──────── GIVEN RECORDS ────────
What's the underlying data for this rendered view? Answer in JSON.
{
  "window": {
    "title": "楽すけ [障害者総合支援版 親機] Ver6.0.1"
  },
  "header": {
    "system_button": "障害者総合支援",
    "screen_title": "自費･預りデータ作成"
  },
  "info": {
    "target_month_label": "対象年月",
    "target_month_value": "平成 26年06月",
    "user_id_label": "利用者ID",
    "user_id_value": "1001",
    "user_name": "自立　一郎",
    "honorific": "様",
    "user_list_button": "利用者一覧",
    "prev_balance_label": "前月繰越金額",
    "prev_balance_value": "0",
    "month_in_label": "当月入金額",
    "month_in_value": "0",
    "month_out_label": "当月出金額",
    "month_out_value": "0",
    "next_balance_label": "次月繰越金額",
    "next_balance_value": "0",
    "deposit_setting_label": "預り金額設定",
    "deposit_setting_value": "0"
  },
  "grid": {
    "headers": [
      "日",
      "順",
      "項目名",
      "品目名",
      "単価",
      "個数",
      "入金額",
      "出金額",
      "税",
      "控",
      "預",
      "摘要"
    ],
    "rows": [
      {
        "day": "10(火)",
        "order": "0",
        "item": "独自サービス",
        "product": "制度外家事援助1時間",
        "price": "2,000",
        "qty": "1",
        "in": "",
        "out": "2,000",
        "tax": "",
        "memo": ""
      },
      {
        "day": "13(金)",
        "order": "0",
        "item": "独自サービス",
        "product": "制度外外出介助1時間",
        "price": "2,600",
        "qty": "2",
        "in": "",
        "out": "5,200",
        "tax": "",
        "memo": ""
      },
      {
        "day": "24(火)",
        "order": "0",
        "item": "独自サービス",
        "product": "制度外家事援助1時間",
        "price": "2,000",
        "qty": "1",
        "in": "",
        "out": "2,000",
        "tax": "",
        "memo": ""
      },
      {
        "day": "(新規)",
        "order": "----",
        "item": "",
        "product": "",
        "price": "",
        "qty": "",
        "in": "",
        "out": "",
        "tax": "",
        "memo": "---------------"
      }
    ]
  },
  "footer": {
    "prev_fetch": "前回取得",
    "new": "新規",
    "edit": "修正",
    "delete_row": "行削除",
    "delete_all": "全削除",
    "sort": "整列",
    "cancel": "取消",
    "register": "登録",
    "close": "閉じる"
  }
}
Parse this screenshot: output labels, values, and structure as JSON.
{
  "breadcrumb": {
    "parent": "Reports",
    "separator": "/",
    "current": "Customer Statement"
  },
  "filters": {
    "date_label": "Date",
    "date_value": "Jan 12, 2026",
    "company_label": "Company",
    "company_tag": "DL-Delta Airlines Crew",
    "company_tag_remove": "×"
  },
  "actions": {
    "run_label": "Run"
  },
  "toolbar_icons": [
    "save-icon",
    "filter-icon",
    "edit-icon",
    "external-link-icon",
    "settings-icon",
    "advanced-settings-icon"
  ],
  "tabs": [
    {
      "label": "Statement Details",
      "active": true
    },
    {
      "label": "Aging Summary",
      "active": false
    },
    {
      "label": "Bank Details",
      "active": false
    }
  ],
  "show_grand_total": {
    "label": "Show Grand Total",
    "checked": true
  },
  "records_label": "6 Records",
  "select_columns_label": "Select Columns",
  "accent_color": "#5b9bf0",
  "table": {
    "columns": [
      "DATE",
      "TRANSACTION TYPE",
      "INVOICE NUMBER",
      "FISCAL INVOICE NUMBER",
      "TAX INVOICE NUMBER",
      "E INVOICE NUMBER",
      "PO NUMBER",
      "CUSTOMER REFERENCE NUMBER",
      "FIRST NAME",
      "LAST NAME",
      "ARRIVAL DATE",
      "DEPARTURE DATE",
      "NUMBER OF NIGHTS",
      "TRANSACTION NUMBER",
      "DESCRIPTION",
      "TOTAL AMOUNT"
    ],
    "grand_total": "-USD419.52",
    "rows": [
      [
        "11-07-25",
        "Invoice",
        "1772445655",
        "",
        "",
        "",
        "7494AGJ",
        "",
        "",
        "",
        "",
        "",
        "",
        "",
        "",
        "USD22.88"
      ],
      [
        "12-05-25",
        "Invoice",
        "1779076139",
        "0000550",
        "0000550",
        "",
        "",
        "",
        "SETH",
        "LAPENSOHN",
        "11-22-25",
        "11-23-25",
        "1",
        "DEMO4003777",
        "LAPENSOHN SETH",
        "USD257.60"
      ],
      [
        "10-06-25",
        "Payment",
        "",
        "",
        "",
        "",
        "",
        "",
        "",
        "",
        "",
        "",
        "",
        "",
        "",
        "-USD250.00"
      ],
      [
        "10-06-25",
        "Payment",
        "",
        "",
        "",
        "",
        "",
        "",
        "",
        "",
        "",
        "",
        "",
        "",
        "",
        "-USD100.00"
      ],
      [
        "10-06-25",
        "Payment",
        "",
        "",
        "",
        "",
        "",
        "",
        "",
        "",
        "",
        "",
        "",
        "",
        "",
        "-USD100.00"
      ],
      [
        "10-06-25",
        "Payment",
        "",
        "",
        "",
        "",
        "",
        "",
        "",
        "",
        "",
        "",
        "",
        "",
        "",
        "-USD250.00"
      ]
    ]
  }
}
────────
◆ TASK BRIEF
Repeat the records above exactly as they appear.

◆ SOLUTION TO THE EXERCISE
What's the underlying data for this rendered view? Answer in JSON.
{
  "window": {
    "title": "楽すけ [障害者総合支援版 親機] Ver6.0.1"
  },
  "header": {
    "system_button": "障害者総合支援",
    "screen_title": "自費･預りデータ作成"
  },
  "info": {
    "target_month_label": "対象年月",
    "target_month_value": "平成 26年06月",
    "user_id_label": "利用者ID",
    "user_id_value": "1001",
    "user_name": "自立　一郎",
    "honorific": "様",
    "user_list_button": "利用者一覧",
    "prev_balance_label": "前月繰越金額",
    "prev_balance_value": "0",
    "month_in_label": "当月入金額",
    "month_in_value": "0",
    "month_out_label": "当月出金額",
    "month_out_value": "0",
    "next_balance_label": "次月繰越金額",
    "next_balance_value": "0",
    "deposit_setting_label": "預り金額設定",
    "deposit_setting_value": "0"
  },
  "grid": {
    "headers": [
      "日",
      "順",
      "項目名",
      "品目名",
      "単価",
      "個数",
      "入金額",
      "出金額",
      "税",
      "控",
      "預",
      "摘要"
    ],
    "rows": [
      {
        "day": "10(火)",
        "order": "0",
        "item": "独自サービス",
        "product": "制度外家事援助1時間",
        "price": "2,000",
        "qty": "1",
        "in": "",
        "out": "2,000",
        "tax": "",
        "memo": ""
      },
      {
        "day": "13(金)",
        "order": "0",
        "item": "独自サービス",
        "product": "制度外外出介助1時間",
        "price": "2,600",
        "qty": "2",
        "in": "",
        "out": "5,200",
        "tax": "",
        "memo": ""
      },
      {
        "day": "24(火)",
        "order": "0",
        "item": "独自サービス",
        "product": "制度外家事援助1時間",
        "price": "2,000",
        "qty": "1",
        "in": "",
        "out": "2,000",
        "tax": "",
        "memo": ""
      },
      {
        "day": "(新規)",
        "order": "----",
        "item": "",
        "product": "",
        "price": "",
        "qty": "",
        "in": "",
        "out": "",
        "tax": "",
        "memo": "---------------"
      }
    ]
  },
  "footer": {
    "prev_fetch": "前回取得",
    "new": "新規",
    "edit": "修正",
    "delete_row": "行削除",
    "delete_all": "全削除",
    "sort": "整列",
    "cancel": "取消",
    "register": "登録",
    "close": "閉じる"
  }
}
Parse this screenshot: output labels, values, and structure as JSON.
{
  "breadcrumb": {
    "parent": "Reports",
    "separator": "/",
    "current": "Customer Statement"
  },
  "filters": {
    "date_label": "Date",
    "date_value": "Jan 12, 2026",
    "company_label": "Company",
    "company_tag": "DL-Delta Airlines Crew",
    "company_tag_remove": "×"
  },
  "actions": {
    "run_label": "Run"
  },
  "toolbar_icons": [
    "save-icon",
    "filter-icon",
    "edit-icon",
    "external-link-icon",
    "settings-icon",
    "advanced-settings-icon"
  ],
  "tabs": [
    {
      "label": "Statement Details",
      "active": true
    },
    {
      "label": "Aging Summary",
      "active": false
    },
    {
      "label": "Bank Details",
      "active": false
    }
  ],
  "show_grand_total": {
    "label": "Show Grand Total",
    "checked": true
  },
  "records_label": "6 Records",
  "select_columns_label": "Select Columns",
  "accent_color": "#5b9bf0",
  "table": {
    "columns": [
      "DATE",
      "TRANSACTION TYPE",
      "INVOICE NUMBER",
      "FISCAL INVOICE NUMBER",
      "TAX INVOICE NUMBER",
      "E INVOICE NUMBER",
      "PO NUMBER",
      "CUSTOMER REFERENCE NUMBER",
      "FIRST NAME",
      "LAST NAME",
      "ARRIVAL DATE",
      "DEPARTURE DATE",
      "NUMBER OF NIGHTS",
      "TRANSACTION NUMBER",
      "DESCRIPTION",
      "TOTAL AMOUNT"
    ],
    "grand_total": "-USD419.52",
    "rows": [
      [
        "11-07-25",
        "Invoice",
        "1772445655",
        "",
        "",
        "",
        "7494AGJ",
        "",
        "",
        "",
        "",
        "",
        "",
        "",
        "",
        "USD22.88"
      ],
      [
        "12-05-25",
        "Invoice",
        "1779076139",
        "0000550",
        "0000550",
        "",
        "",
        "",
        "SETH",
        "LAPENSOHN",
        "11-22-25",
        "11-23-25",
        "1",
        "DEMO4003777",
        "LAPENSOHN SETH",
        "USD257.60"
      ],
      [
        "10-06-25",
        "Payment",
        "",
        "",
        "",
        "",
        "",
        "",
        "",
        "",
        "",
        "",
        "",
        "",
        "",
        "-USD250.00"
      ],
      [
        "10-06-25",
        "Payment",
        "",
        "",
        "",
        "",
        "",
        "",
        "",
        "",
        "",
        "",
        "",
        "",
        "",
        "-USD100.00"
      ],
      [
        "10-06-25",
        "Payment",
        "",
        "",
        "",
        "",
        "",
        "",
        "",
        "",
        "",
        "",
        "",
        "",
        "",
        "-USD100.00"
      ],
      [
        "10-06-25",
        "Payment",
        "",
        "",
        "",
        "",
        "",
        "",
        "",
        "",
        "",
        "",
        "",
        "",
        "",
        "-USD250.00"
      ]
    ]
  }
}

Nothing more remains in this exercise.